--- Objective ---
Quote the entries that follow exactly, leaving none out.

--- Data in this exercise ---
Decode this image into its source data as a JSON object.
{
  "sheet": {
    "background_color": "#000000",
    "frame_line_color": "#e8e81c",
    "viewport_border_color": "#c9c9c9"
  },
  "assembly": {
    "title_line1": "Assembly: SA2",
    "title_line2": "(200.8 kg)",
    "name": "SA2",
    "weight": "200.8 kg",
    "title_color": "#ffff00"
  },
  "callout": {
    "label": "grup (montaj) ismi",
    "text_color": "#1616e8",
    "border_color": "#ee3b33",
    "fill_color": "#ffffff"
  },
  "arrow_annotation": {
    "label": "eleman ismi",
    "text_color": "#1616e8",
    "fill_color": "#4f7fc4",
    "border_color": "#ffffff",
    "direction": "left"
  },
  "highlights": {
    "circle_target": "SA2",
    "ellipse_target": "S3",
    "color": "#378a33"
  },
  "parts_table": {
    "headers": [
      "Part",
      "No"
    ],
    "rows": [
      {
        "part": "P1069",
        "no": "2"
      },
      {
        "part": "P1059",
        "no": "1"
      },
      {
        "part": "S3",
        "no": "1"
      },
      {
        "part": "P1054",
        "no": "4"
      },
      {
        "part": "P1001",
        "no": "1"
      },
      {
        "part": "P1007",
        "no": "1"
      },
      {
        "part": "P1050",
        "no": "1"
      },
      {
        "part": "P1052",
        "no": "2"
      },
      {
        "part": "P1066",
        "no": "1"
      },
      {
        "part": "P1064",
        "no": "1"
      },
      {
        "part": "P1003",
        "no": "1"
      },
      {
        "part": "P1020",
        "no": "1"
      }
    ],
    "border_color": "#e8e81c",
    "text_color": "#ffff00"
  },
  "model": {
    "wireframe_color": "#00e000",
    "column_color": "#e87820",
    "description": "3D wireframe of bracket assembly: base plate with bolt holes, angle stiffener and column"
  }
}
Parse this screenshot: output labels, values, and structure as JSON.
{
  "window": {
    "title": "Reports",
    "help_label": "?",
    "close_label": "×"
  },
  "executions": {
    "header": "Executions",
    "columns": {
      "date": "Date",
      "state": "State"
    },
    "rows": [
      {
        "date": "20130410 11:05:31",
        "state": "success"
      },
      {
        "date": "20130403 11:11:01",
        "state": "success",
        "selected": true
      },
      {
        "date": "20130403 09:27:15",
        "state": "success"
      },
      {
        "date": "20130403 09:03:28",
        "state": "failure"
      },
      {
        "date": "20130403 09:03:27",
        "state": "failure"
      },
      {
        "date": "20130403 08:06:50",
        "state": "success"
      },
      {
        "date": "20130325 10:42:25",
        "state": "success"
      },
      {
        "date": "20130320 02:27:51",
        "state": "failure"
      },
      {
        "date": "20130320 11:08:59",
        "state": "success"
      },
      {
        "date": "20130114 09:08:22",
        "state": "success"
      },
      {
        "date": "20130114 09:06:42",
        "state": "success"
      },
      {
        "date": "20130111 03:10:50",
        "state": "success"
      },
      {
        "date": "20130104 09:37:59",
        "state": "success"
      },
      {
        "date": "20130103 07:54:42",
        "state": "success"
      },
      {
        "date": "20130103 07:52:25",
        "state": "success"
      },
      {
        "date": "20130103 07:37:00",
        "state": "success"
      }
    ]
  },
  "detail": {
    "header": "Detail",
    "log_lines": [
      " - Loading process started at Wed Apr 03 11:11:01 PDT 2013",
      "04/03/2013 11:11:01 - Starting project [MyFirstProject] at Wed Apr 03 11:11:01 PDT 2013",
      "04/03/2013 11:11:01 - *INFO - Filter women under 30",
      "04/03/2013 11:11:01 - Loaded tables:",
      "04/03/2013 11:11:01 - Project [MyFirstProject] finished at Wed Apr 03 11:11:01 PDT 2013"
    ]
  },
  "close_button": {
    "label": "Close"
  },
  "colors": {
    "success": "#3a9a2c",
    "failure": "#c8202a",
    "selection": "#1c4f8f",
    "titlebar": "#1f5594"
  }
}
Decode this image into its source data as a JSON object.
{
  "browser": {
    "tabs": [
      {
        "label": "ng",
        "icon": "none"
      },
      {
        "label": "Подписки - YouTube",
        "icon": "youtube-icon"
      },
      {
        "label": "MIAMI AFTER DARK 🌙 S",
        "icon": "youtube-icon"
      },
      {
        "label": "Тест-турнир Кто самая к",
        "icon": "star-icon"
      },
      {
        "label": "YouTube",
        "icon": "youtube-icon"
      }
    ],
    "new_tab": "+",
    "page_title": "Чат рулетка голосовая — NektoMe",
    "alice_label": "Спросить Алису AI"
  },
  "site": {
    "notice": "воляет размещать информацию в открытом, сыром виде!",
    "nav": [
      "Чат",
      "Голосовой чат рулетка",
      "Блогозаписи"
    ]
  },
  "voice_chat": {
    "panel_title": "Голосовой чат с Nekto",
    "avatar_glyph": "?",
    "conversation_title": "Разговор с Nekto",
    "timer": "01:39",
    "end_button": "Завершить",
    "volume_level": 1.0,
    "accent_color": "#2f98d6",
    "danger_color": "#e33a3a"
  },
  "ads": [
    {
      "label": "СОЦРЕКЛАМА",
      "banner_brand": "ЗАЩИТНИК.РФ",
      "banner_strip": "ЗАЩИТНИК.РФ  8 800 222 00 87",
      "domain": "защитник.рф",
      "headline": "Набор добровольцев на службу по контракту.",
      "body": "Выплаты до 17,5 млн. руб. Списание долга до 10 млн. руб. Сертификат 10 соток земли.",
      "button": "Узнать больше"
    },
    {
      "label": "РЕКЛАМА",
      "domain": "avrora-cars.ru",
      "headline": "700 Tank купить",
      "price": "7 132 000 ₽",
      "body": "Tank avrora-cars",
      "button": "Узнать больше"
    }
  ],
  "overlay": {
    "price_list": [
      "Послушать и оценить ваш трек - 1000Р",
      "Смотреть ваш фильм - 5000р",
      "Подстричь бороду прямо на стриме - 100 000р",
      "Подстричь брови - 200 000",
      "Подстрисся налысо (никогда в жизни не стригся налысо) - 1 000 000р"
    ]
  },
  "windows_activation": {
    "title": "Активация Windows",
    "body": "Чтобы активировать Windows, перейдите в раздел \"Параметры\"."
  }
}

--- Exercise result ---
Decode this image into its source data as a JSON object.
{
  "sheet": {
    "background_color": "#000000",
    "frame_line_color": "#e8e81c",
    "viewport_border_color": "#c9c9c9"
  },
  "assembly": {
    "title_line1": "Assembly: SA2",
    "title_line2": "(200.8 kg)",
    "name": "SA2",
    "weight": "200.8 kg",
    "title_color": "#ffff00"
  },
  "callout": {
    "label": "grup (montaj) ismi",
    "text_color": "#1616e8",
    "border_color": "#ee3b33",
    "fill_color": "#ffffff"
  },
  "arrow_annotation": {
    "label": "eleman ismi",
    "text_color": "#1616e8",
    "fill_color": "#4f7fc4",
    "border_color": "#ffffff",
    "direction": "left"
  },
  "highlights": {
    "circle_target": "SA2",
    "ellipse_target": "S3",
    "color": "#378a33"
  },
  "parts_table": {
    "headers": [
      "Part",
      "No"
    ],
    "rows": [
      {
        "part": "P1069",
        "no": "2"
      },
      {
        "part": "P1059",
        "no": "1"
      },
      {
        "part": "S3",
        "no": "1"
      },
      {
        "part": "P1054",
        "no": "4"
      },
      {
        "part": "P1001",
        "no": "1"
      },
      {
        "part": "P1007",
        "no": "1"
      },
      {
        "part": "P1050",
        "no": "1"
      },
      {
        "part": "P1052",
        "no": "2"
      },
      {
        "part": "P1066",
        "no": "1"
      },
      {
        "part": "P1064",
        "no": "1"
      },
      {
        "part": "P1003",
        "no": "1"
      },
      {
        "part": "P1020",
        "no": "1"
      }
    ],
    "border_color": "#e8e81c",
    "text_color": "#ffff00"
  },
  "model": {
    "wireframe_color": "#00e000",
    "column_color": "#e87820",
    "description": "3D wireframe of bracket assembly: base plate with bolt holes, angle stiffener and column"
  }
}
Parse this screenshot: output labels, values, and structure as JSON.
{
  "window": {
    "title": "Reports",
    "help_label": "?",
    "close_label": "×"
  },
  "executions": {
    "header": "Executions",
    "columns": {
      "date": "Date",
      "state": "State"
    },
    "rows": [
      {
        "date": "20130410 11:05:31",
        "state": "success"
      },
      {
        "date": "20130403 11:11:01",
        "state": "success",
        "selected": true
      },
      {
        "date": "20130403 09:27:15",
        "state": "success"
      },
      {
        "date": "20130403 09:03:28",
        "state": "failure"
      },
      {
        "date": "20130403 09:03:27",
        "state": "failure"
      },
      {
        "date": "20130403 08:06:50",
        "state": "success"
      },
      {
        "date": "20130325 10:42:25",
        "state": "success"
      },
      {
        "date": "20130320 02:27:51",
        "state": "failure"
      },
      {
        "date": "20130320 11:08:59",
        "state": "success"
      },
      {
        "date": "20130114 09:08:22",
        "state": "success"
      },
      {
        "date": "20130114 09:06:42",
        "state": "success"
      },
      {
        "date": "20130111 03:10:50",
        "state": "success"
      },
      {
        "date": "20130104 09:37:59",
        "state": "success"
      },
      {
        "date": "20130103 07:54:42",
        "state": "success"
      },
      {
        "date": "20130103 07:52:25",
        "state": "success"
      },
      {
        "date": "20130103 07:37:00",
        "state": "success"
      }
    ]
  },
  "detail": {
    "header": "Detail",
    "log_lines": [
      " - Loading process started at Wed Apr 03 11:11:01 PDT 2013",
      "04/03/2013 11:11:01 - Starting project [MyFirstProject] at Wed Apr 03 11:11:01 PDT 2013",
      "04/03/2013 11:11:01 - *INFO - Filter women under 30",
      "04/03/2013 11:11:01 - Loaded tables:",
      "04/03/2013 11:11:01 - Project [MyFirstProject] finished at Wed Apr 03 11:11:01 PDT 2013"
    ]
  },
  "close_button": {
    "label": "Close"
  },
  "colors": {
    "success": "#3a9a2c",
    "failure": "#c8202a",
    "selection": "#1c4f8f",
    "titlebar": "#1f5594"
  }
}
Decode this image into its source data as a JSON object.
{
  "browser": {
    "tabs": [
      {
        "label": "ng",
        "icon": "none"
      },
      {
        "label": "Подписки - YouTube",
        "icon": "youtube-icon"
      },
      {
        "label": "MIAMI AFTER DARK 🌙 S",
        "icon": "youtube-icon"
      },
      {
        "label": "Тест-турнир Кто самая к",
        "icon": "star-icon"
      },
      {
        "label": "YouTube",
        "icon": "youtube-icon"
      }
    ],
    "new_tab": "+",
    "page_title": "Чат рулетка голосовая — NektoMe",
    "alice_label": "Спросить Алису AI"
  },
  "site": {
    "notice": "воляет размещать информацию в открытом, сыром виде!",
    "nav": [
      "Чат",
      "Голосовой чат рулетка",
      "Блогозаписи"
    ]
  },
  "voice_chat": {
    "panel_title": "Голосовой чат с Nekto",
    "avatar_glyph": "?",
    "conversation_title": "Разговор с Nekto",
    "timer": "01:39",
    "end_button": "Завершить",
    "volume_level": 1.0,
    "accent_color": "#2f98d6",
    "danger_color": "#e33a3a"
  },
  "ads": [
    {
      "label": "СОЦРЕКЛАМА",
      "banner_brand": "ЗАЩИТНИК.РФ",
      "banner_strip": "ЗАЩИТНИК.РФ  8 800 222 00 87",
      "domain": "защитник.рф",
      "headline": "Набор добровольцев на службу по контракту.",
      "body": "Выплаты до 17,5 млн. руб. Списание долга до 10 млн. руб. Сертификат 10 соток земли.",
      "button": "Узнать больше"
    },
    {
      "label": "РЕКЛАМА",
      "domain": "avrora-cars.ru",
      "headline": "700 Tank купить",
      "price": "7 132 000 ₽",
      "body": "Tank avrora-cars",
      "button": "Узнать больше"
    }
  ],
  "overlay": {
    "price_list": [
      "Послушать и оценить ваш трек - 1000Р",
      "Смотреть ваш фильм - 5000р",
      "Подстричь бороду прямо на стриме - 100 000р",
      "Подстричь брови - 200 000",
      "Подстрисся налысо (никогда в жизни не стригся налысо) - 1 000 000р"
    ]
  },
  "windows_activation": {
    "title": "Активация Windows",
    "body": "Чтобы активировать Windows, перейдите в раздел \"Параметры\"."
  }
}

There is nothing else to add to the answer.